**DIRECTION:**
Go through the listing and copy every line word for word.

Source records
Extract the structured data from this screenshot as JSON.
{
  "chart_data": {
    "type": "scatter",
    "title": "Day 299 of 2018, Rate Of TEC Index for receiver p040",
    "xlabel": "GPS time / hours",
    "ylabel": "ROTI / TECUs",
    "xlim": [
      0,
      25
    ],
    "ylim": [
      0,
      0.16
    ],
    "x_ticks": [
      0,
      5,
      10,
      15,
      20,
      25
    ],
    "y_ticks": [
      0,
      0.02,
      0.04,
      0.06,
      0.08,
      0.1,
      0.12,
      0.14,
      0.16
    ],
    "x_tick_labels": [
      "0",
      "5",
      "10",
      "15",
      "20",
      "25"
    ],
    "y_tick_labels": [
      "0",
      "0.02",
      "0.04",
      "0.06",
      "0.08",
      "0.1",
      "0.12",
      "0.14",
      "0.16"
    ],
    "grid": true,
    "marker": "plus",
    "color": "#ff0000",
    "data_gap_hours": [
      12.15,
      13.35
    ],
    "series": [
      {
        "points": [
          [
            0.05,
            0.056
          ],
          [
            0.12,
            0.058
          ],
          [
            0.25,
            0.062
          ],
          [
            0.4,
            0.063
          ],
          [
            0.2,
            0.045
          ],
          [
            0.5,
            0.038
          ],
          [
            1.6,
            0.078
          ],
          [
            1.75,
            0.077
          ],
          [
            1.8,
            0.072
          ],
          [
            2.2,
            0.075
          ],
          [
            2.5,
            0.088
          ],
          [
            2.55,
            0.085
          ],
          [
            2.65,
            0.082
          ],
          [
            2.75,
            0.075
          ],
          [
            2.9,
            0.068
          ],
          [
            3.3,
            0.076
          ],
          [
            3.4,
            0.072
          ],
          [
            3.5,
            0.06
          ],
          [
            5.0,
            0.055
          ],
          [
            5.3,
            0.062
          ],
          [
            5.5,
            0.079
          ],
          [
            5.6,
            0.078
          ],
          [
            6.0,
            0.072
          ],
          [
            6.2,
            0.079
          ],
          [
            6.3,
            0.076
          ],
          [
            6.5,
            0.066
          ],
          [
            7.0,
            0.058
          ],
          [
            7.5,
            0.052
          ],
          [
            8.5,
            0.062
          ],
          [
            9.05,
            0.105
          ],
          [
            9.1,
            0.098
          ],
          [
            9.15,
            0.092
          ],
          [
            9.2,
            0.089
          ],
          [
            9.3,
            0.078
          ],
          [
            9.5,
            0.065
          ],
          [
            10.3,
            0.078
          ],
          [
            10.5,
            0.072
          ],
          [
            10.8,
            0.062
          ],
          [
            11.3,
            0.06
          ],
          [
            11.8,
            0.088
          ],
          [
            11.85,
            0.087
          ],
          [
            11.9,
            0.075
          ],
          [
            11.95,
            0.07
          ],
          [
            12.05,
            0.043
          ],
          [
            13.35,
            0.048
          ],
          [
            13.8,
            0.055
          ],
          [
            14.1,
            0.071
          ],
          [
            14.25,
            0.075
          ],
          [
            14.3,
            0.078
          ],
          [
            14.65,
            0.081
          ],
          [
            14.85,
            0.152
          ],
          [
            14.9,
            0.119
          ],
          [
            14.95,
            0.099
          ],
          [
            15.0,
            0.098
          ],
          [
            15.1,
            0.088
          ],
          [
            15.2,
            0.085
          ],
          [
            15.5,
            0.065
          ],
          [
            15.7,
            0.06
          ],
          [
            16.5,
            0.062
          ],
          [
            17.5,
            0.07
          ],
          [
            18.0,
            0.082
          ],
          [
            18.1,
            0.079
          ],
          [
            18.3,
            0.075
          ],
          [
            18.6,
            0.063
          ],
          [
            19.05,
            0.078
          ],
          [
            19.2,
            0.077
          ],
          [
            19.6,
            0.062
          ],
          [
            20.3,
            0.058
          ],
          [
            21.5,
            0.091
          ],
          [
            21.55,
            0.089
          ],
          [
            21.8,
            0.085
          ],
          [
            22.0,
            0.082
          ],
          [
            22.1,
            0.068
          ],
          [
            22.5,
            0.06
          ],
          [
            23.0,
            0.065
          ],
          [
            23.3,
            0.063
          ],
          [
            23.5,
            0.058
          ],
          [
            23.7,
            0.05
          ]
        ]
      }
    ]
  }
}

**RESPONSE:**
Extract the structured data from this screenshot as JSON.
{
  "chart_data": {
    "type": "scatter",
    "title": "Day 299 of 2018, Rate Of TEC Index for receiver p040",
    "xlabel": "GPS time / hours",
    "ylabel": "ROTI / TECUs",
    "xlim": [
      0,
      25
    ],
    "ylim": [
      0,
      0.16
    ],
    "x_ticks": [
      0,
      5,
      10,
      15,
      20,
      25
    ],
    "y_ticks": [
      0,
      0.02,
      0.04,
      0.06,
      0.08,
      0.1,
      0.12,
      0.14,
      0.16
    ],
    "x_tick_labels": [
      "0",
      "5",
      "10",
      "15",
      "20",
      "25"
    ],
    "y_tick_labels": [
      "0",
      "0.02",
      "0.04",
      "0.06",
      "0.08",
      "0.1",
      "0.12",
      "0.14",
      "0.16"
    ],
    "grid": true,
    "marker": "plus",
    "color": "#ff0000",
    "data_gap_hours": [
      12.15,
      13.35
    ],
    "series": [
      {
        "points": [
          [
            0.05,
            0.056
          ],
          [
            0.12,
            0.058
          ],
          [
            0.25,
            0.062
          ],
          [
            0.4,
            0.063
          ],
          [
            0.2,
            0.045
          ],
          [
            0.5,
            0.038
          ],
          [
            1.6,
            0.078
          ],
          [
            1.75,
            0.077
          ],
          [
            1.8,
            0.072
          ],
          [
            2.2,
            0.075
          ],
          [
            2.5,
            0.088
          ],
          [
            2.55,
            0.085
          ],
          [
            2.65,
            0.082
          ],
          [
            2.75,
            0.075
          ],
          [
            2.9,
            0.068
          ],
          [
            3.3,
            0.076
          ],
          [
            3.4,
            0.072
          ],
          [
            3.5,
            0.06
          ],
          [
            5.0,
            0.055
          ],
          [
            5.3,
            0.062
          ],
          [
            5.5,
            0.079
          ],
          [
            5.6,
            0.078
          ],
          [
            6.0,
            0.072
          ],
          [
            6.2,
            0.079
          ],
          [
            6.3,
            0.076
          ],
          [
            6.5,
            0.066
          ],
          [
            7.0,
            0.058
          ],
          [
            7.5,
            0.052
          ],
          [
            8.5,
            0.062
          ],
          [
            9.05,
            0.105
          ],
          [
            9.1,
            0.098
          ],
          [
            9.15,
            0.092
          ],
          [
            9.2,
            0.089
          ],
          [
            9.3,
            0.078
          ],
          [
            9.5,
            0.065
          ],
          [
            10.3,
            0.078
          ],
          [
            10.5,
            0.072
          ],
          [
            10.8,
            0.062
          ],
          [
            11.3,
            0.06
          ],
          [
            11.8,
            0.088
          ],
          [
            11.85,
            0.087
          ],
          [
            11.9,
            0.075
          ],
          [
            11.95,
            0.07
          ],
          [
            12.05,
            0.043
          ],
          [
            13.35,
            0.048
          ],
          [
            13.8,
            0.055
          ],
          [
            14.1,
            0.071
          ],
          [
            14.25,
            0.075
          ],
          [
            14.3,
            0.078
          ],
          [
            14.65,
            0.081
          ],
          [
            14.85,
            0.152
          ],
          [
            14.9,
            0.119
          ],
          [
            14.95,
            0.099
          ],
          [
            15.0,
            0.098
          ],
          [
            15.1,
            0.088
          ],
          [
            15.2,
            0.085
          ],
          [
            15.5,
            0.065
          ],
          [
            15.7,
            0.06
          ],
          [
            16.5,
            0.062
          ],
          [
            17.5,
            0.07
          ],
          [
            18.0,
            0.082
          ],
          [
            18.1,
            0.079
          ],
          [
            18.3,
            0.075
          ],
          [
            18.6,
            0.063
          ],
          [
            19.05,
            0.078
          ],
          [
            19.2,
            0.077
          ],
          [
            19.6,
            0.062
          ],
          [
            20.3,
            0.058
          ],
          [
            21.5,
            0.091
          ],
          [
            21.55,
            0.089
          ],
          [
            21.8,
            0.085
          ],
          [
            22.0,
            0.082
          ],
          [
            22.1,
            0.068
          ],
          [
            22.5,
            0.06
          ],
          [
            23.0,
            0.065
          ],
          [
            23.3,
            0.063
          ],
          [
            23.5,
            0.058
          ],
          [
            23.7,
            0.05
          ]
        ]
      }
    ]
  }
}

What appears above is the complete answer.